QUOTED TEXT —
I took a day trip from Paris to Reims in April 2023 and it really was the perfect day! I travelled there by train, explored the city and did a champagne tour where I learned loads and tasted some exquisite champagnes. When I got back to Paris, I felt enriched, inspired – and I wasn’t exhausted at the end of the day. You can’t ask for much more than that from a day trip!

In this post, I’ll show you how to get to Reims from Paris, what to do there (I’ll suggest an itinerary for one day in Reims) and how to get back to Paris. I’ve also included an annotated map of Reims.

And because I visited the Veuve Clicquot champagne house (because it’s my favourite champagne), you can also use this specifically to learn how to do a day trip from Paris to Veuve Clicquot.

Feel free to use the contents to jump to the info you’ll find most useful.

Disclosure: This article contains affiliate links. These are links to products or experiences I recommend and if you were to buy something after clicking on them, I might earn a small commission at no extra cost to you. Any earnings go towards the upkeep of this blog, which I appreciate.

About Reims And The Champagne Region

Reims is a city in the northeast of France. It is the biggest city in the department of Marne and lies within the Champagne Wine Region of France.

There’s been a settlement here for more than 2,000 years, when it was founded by the Remi tribe, before being taken over by the Roman Empire. It has historical significance for being the place where the Kings of France were consecrated for hundreds of years.

The Champagne Wine Region is best known for the production of champagne, the sparkling white wine that bears the region’s name. Wine has been produced in the region since the middle ages, but champagne production became really popular in the 18th and 19th centuries.

EU law and the laws of most countries dictate that only wines that come from this region can use the name ‘champagne’. Any sparkling wine that is not from the Champagne Wine Region is not actually champagne.

DATA SUPPLIED —

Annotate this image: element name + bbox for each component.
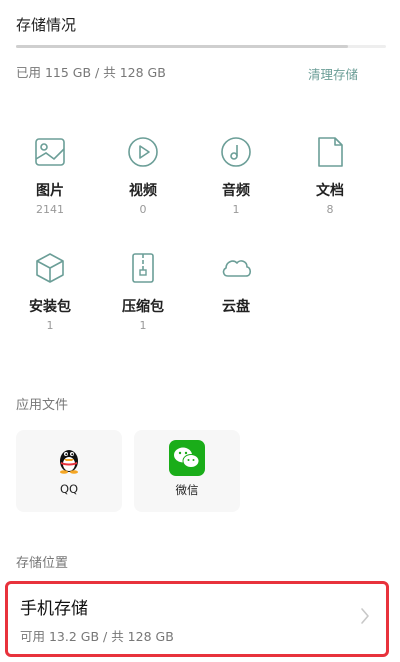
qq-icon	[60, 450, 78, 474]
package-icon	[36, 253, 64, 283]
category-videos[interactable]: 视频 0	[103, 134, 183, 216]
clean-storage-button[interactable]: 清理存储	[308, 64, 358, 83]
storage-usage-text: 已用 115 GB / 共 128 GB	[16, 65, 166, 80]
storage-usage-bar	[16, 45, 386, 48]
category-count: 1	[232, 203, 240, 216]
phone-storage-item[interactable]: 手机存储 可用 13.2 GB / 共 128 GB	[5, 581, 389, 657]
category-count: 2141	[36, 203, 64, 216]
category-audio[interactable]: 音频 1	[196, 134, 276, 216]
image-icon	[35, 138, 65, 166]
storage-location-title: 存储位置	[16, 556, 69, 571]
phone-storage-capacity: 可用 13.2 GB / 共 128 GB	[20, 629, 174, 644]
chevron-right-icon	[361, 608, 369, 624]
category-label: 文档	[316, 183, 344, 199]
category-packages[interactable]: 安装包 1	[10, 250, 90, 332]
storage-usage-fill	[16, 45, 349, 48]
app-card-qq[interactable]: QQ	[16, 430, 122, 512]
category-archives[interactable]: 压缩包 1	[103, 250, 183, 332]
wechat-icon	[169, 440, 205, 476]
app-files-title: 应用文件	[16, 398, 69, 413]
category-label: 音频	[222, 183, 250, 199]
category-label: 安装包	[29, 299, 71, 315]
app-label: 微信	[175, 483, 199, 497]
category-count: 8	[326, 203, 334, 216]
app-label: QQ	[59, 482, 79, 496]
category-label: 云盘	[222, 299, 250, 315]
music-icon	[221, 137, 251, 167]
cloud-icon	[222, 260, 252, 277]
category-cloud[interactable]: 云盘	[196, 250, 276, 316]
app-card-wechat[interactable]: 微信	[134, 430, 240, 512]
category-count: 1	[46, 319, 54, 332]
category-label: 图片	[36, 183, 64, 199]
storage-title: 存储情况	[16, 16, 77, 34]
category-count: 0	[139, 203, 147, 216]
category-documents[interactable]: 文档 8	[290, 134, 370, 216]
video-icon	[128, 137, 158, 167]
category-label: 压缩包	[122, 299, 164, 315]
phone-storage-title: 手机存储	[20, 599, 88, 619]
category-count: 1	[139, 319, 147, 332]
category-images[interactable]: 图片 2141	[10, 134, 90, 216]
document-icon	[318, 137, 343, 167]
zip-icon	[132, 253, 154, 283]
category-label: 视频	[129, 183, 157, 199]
==
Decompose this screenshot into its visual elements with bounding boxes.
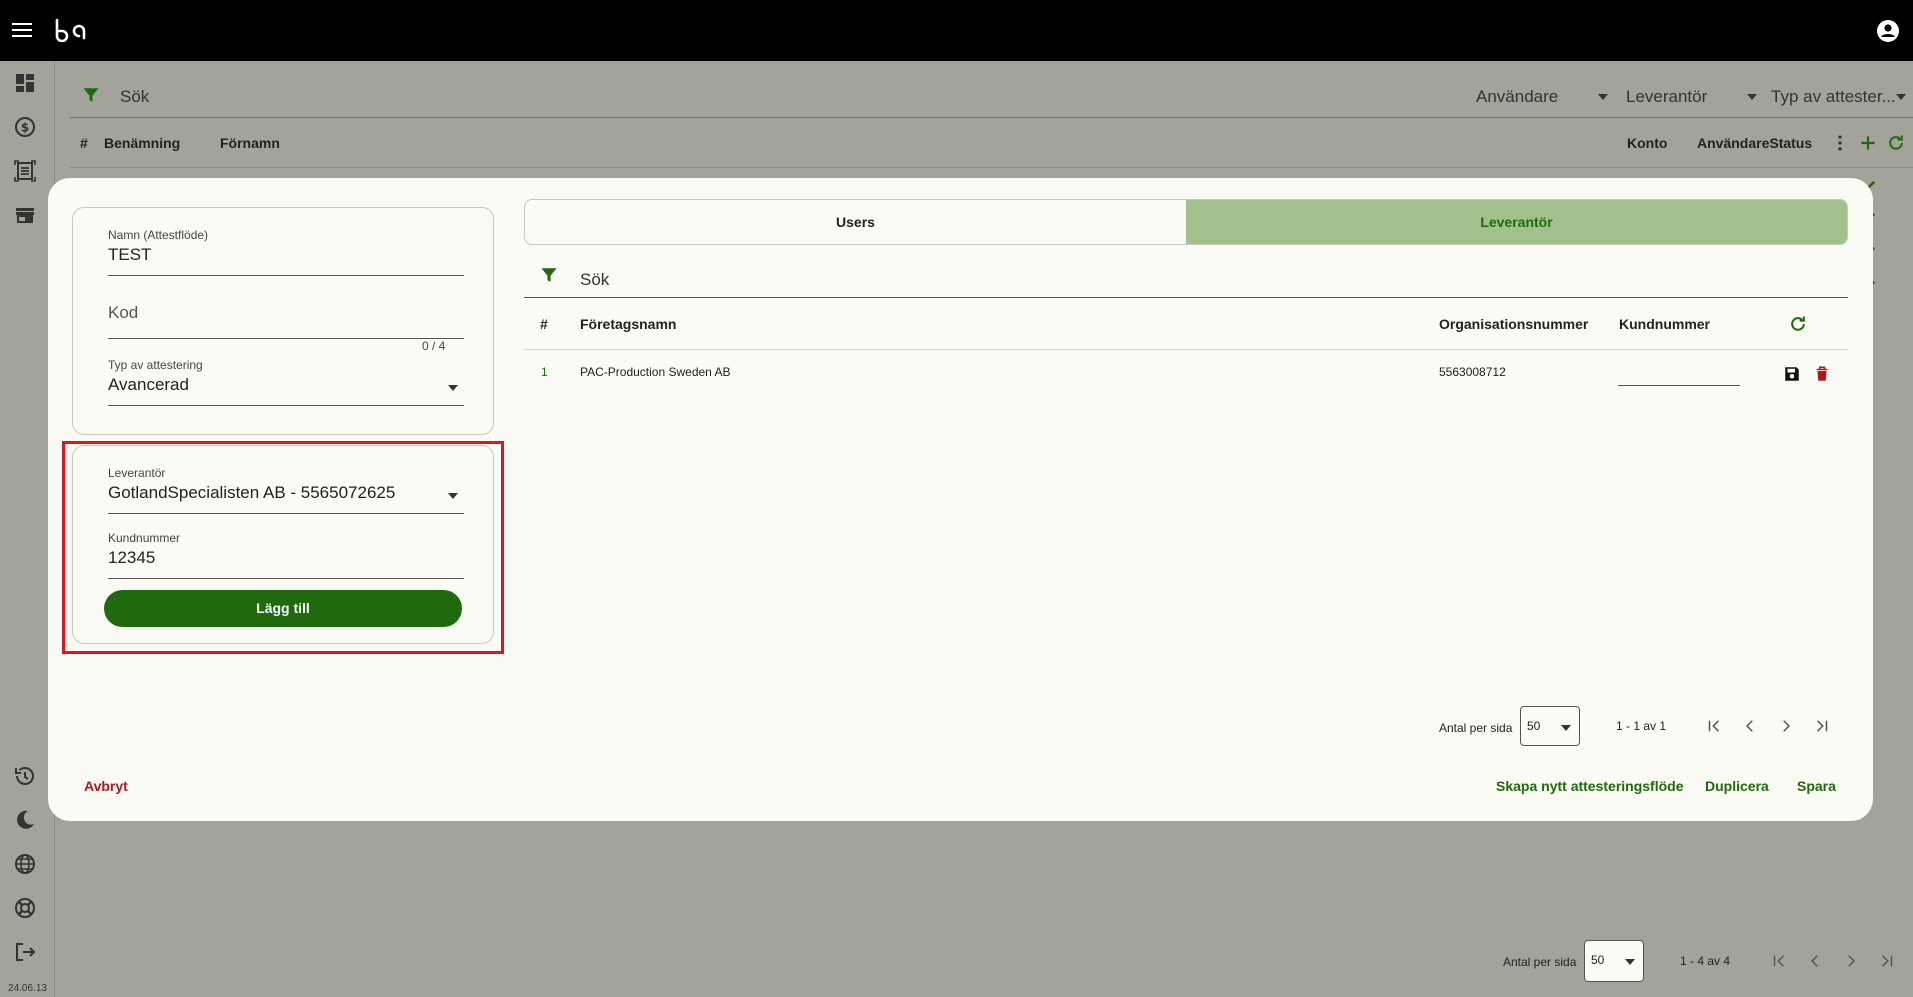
--
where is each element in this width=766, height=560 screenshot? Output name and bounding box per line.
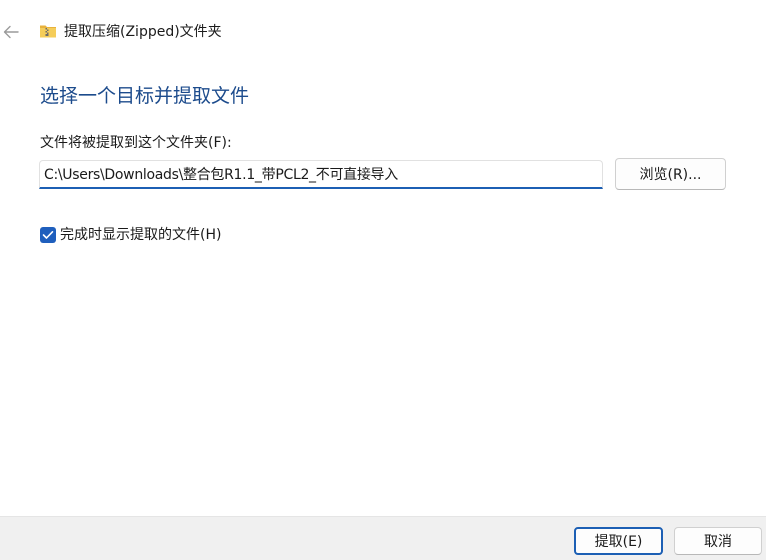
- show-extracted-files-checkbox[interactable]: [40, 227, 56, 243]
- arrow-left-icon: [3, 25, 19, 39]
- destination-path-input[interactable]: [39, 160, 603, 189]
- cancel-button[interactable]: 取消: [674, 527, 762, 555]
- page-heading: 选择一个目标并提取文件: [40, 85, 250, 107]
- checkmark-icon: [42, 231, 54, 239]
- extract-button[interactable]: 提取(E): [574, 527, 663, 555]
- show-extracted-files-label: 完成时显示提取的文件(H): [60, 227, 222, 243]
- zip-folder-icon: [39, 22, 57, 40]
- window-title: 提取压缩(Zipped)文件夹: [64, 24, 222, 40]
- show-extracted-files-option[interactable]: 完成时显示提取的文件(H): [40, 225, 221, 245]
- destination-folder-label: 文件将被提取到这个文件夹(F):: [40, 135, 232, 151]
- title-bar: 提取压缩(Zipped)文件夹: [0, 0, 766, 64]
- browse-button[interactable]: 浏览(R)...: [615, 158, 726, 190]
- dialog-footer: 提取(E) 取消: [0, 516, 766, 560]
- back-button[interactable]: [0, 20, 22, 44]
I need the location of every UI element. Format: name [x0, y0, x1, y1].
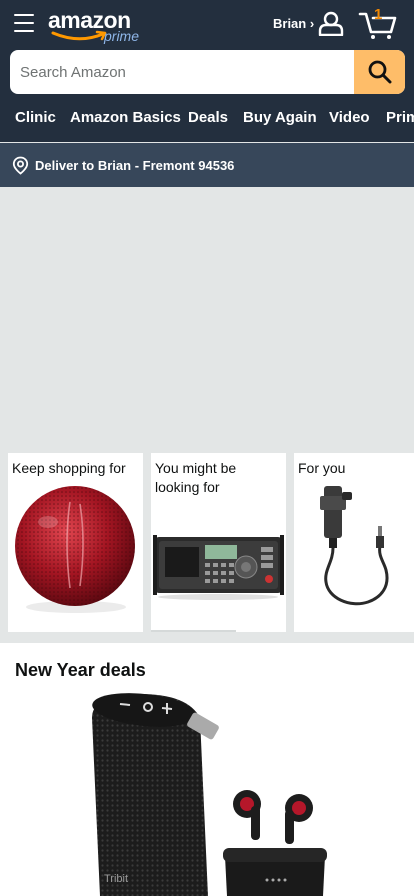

REQUIREMENTS —
A. Transcribe the part of the passage about Reims that opens with the words containing "Disclosure: This article" and closes with "hundreds of years.".
B. In the passage about Reims, which tribe founded the settlement there?
Rely only on the passage about Reims.

THE SOLUTIONS —
A.
Disclosure: This article contains affiliate links. These are links to products or experiences I recommend and if you were to buy something after clicking on them, I might earn a small commission at no extra cost to you. Any earnings go towards the upkeep of this blog, which I appreciate.

About Reims And The Champagne Region

Reims is a city in the northeast of France. It is the biggest city in the department of Marne and lies within the Champagne Wine Region of France.

There’s been a settlement here for more than 2,000 years, when it was founded by the Remi tribe, before being taken over by the Roman Empire. It has historical significance for being the place where the Kings of France were consecrated for hundreds of years.

B. The Remi tribe.